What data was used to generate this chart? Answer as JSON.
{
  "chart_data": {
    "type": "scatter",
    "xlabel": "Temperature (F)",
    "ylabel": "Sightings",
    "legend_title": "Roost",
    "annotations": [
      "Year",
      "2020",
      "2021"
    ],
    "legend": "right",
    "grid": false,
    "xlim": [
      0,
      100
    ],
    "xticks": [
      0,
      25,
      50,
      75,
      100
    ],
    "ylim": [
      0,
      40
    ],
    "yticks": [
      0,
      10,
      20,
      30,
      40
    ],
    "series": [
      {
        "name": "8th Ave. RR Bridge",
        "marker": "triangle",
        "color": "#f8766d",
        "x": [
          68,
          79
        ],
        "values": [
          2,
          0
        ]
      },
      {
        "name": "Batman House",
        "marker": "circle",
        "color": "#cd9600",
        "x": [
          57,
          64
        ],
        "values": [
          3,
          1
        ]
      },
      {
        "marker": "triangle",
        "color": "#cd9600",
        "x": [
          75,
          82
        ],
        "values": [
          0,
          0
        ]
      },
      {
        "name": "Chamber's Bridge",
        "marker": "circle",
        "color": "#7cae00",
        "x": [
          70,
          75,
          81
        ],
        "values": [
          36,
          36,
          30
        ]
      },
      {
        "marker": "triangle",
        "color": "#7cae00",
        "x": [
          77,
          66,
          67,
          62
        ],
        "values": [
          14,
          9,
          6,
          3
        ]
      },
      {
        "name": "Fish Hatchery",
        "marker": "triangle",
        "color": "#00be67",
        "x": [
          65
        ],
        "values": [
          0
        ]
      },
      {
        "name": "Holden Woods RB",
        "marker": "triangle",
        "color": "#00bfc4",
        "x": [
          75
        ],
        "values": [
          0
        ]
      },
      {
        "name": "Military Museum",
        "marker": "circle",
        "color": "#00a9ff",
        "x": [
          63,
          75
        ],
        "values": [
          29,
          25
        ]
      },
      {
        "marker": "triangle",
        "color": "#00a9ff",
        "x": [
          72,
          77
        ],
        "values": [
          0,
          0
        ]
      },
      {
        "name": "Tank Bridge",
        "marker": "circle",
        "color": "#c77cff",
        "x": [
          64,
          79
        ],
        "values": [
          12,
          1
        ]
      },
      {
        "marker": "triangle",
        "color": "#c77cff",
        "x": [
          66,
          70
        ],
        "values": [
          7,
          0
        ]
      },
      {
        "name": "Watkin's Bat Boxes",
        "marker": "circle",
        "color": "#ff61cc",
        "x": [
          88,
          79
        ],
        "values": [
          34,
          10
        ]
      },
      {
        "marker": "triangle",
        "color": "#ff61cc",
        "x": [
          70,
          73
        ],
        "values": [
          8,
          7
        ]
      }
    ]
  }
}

What you will do :: Your task is to collect every line above that contains the word "Bridge".

Solution for this exercise ::
        "name": "8th Ave. RR Bridge",
        "name": "Chamber's Bridge",
        "name": "Tank Bridge",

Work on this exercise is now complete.